### Work required
Your task is to repeat the entries word for word while leaving out the pictures.

### Records shown

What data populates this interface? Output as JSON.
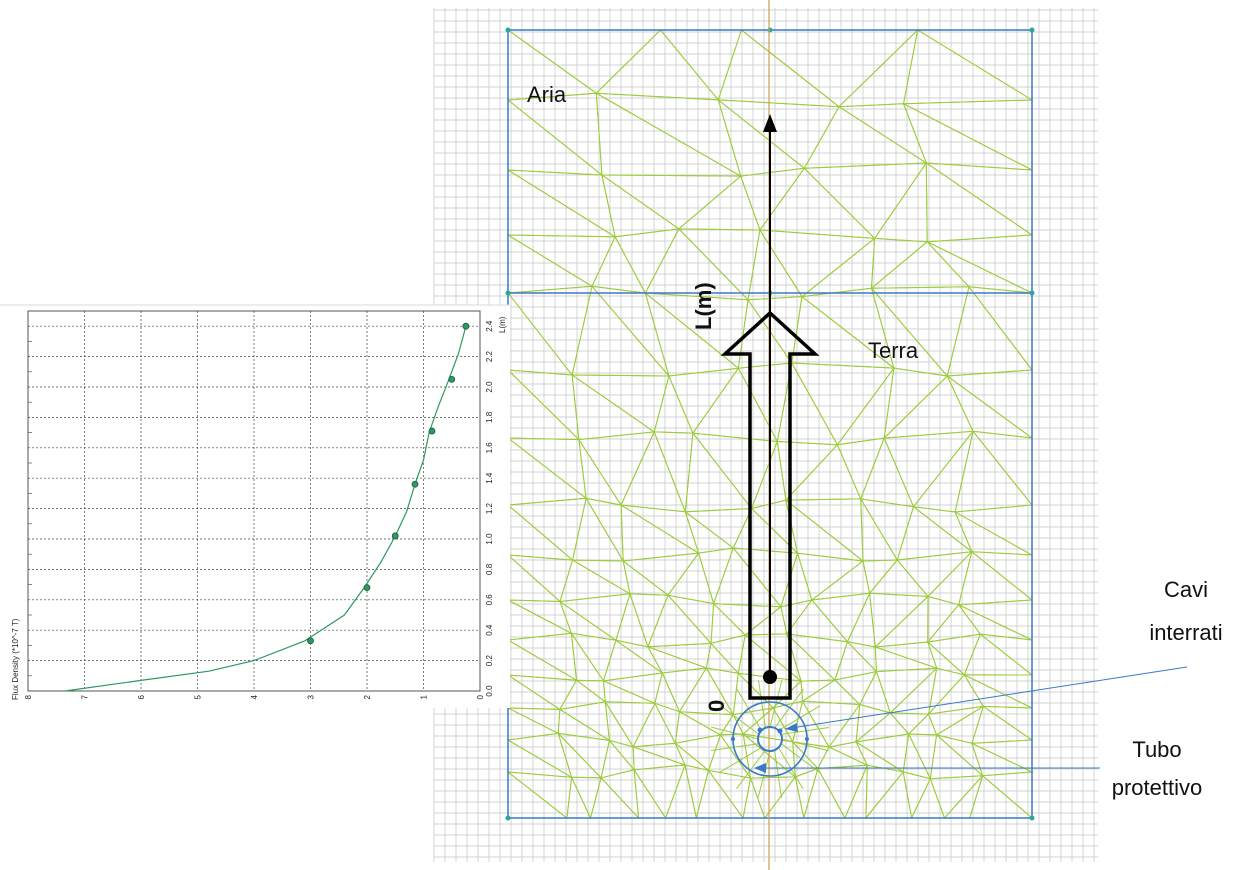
{
  "labels": {
    "aria": "Aria",
    "terra": "Terra",
    "axis_name": "L(m)",
    "origin": "0",
    "cables_line1": "Cavi",
    "cables_line2": "interrati",
    "tube_line1": "Tubo",
    "tube_line2": "protettivo"
  },
  "colors": {
    "mesh": "#9ccc3c",
    "boundary": "#3a78c8",
    "grid": "#c4c4c4",
    "axis": "#c8a050",
    "curve": "#2e9960"
  },
  "chart_data": {
    "type": "line",
    "title": "",
    "xlabel": "Flux Density (*10^-7 T)",
    "ylabel": "L(m)",
    "x_orientation": "reversed",
    "xlim": [
      0,
      8
    ],
    "ylim": [
      0,
      2.5
    ],
    "x_ticks": [
      "0",
      "1",
      "2",
      "3",
      "4",
      "5",
      "6",
      "7",
      "8"
    ],
    "y_ticks": [
      "0.0",
      "0.2",
      "0.4",
      "0.6",
      "0.8",
      "1.0",
      "1.2",
      "1.4",
      "1.6",
      "1.8",
      "2.0",
      "2.2",
      "2.4"
    ],
    "grid": true,
    "series": [
      {
        "curve": [
          [
            7.35,
            0.0
          ],
          [
            6.0,
            0.07
          ],
          [
            4.8,
            0.13
          ],
          [
            4.0,
            0.2
          ],
          [
            3.1,
            0.33
          ],
          [
            2.4,
            0.5
          ],
          [
            2.05,
            0.68
          ],
          [
            1.75,
            0.85
          ],
          [
            1.5,
            1.02
          ],
          [
            1.3,
            1.18
          ],
          [
            1.15,
            1.36
          ],
          [
            1.0,
            1.52
          ],
          [
            0.9,
            1.7
          ],
          [
            0.75,
            1.86
          ],
          [
            0.55,
            2.05
          ],
          [
            0.38,
            2.22
          ],
          [
            0.25,
            2.4
          ]
        ],
        "markers": [
          [
            3.0,
            0.33
          ],
          [
            2.0,
            0.68
          ],
          [
            1.5,
            1.02
          ],
          [
            1.15,
            1.36
          ],
          [
            0.85,
            1.71
          ],
          [
            0.5,
            2.05
          ],
          [
            0.25,
            2.4
          ]
        ]
      }
    ]
  }
}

### Complete response
What data populates this interface? Output as JSON.
{
  "labels": {
    "aria": "Aria",
    "terra": "Terra",
    "axis_name": "L(m)",
    "origin": "0",
    "cables_line1": "Cavi",
    "cables_line2": "interrati",
    "tube_line1": "Tubo",
    "tube_line2": "protettivo"
  },
  "colors": {
    "mesh": "#9ccc3c",
    "boundary": "#3a78c8",
    "grid": "#c4c4c4",
    "axis": "#c8a050",
    "curve": "#2e9960"
  },
  "chart_data": {
    "type": "line",
    "title": "",
    "xlabel": "Flux Density (*10^-7 T)",
    "ylabel": "L(m)",
    "x_orientation": "reversed",
    "xlim": [
      0,
      8
    ],
    "ylim": [
      0,
      2.5
    ],
    "x_ticks": [
      "0",
      "1",
      "2",
      "3",
      "4",
      "5",
      "6",
      "7",
      "8"
    ],
    "y_ticks": [
      "0.0",
      "0.2",
      "0.4",
      "0.6",
      "0.8",
      "1.0",
      "1.2",
      "1.4",
      "1.6",
      "1.8",
      "2.0",
      "2.2",
      "2.4"
    ],
    "grid": true,
    "series": [
      {
        "curve": [
          [
            7.35,
            0.0
          ],
          [
            6.0,
            0.07
          ],
          [
            4.8,
            0.13
          ],
          [
            4.0,
            0.2
          ],
          [
            3.1,
            0.33
          ],
          [
            2.4,
            0.5
          ],
          [
            2.05,
            0.68
          ],
          [
            1.75,
            0.85
          ],
          [
            1.5,
            1.02
          ],
          [
            1.3,
            1.18
          ],
          [
            1.15,
            1.36
          ],
          [
            1.0,
            1.52
          ],
          [
            0.9,
            1.7
          ],
          [
            0.75,
            1.86
          ],
          [
            0.55,
            2.05
          ],
          [
            0.38,
            2.22
          ],
          [
            0.25,
            2.4
          ]
        ],
        "markers": [
          [
            3.0,
            0.33
          ],
          [
            2.0,
            0.68
          ],
          [
            1.5,
            1.02
          ],
          [
            1.15,
            1.36
          ],
          [
            0.85,
            1.71
          ],
          [
            0.5,
            2.05
          ],
          [
            0.25,
            2.4
          ]
        ]
      }
    ]
  }
}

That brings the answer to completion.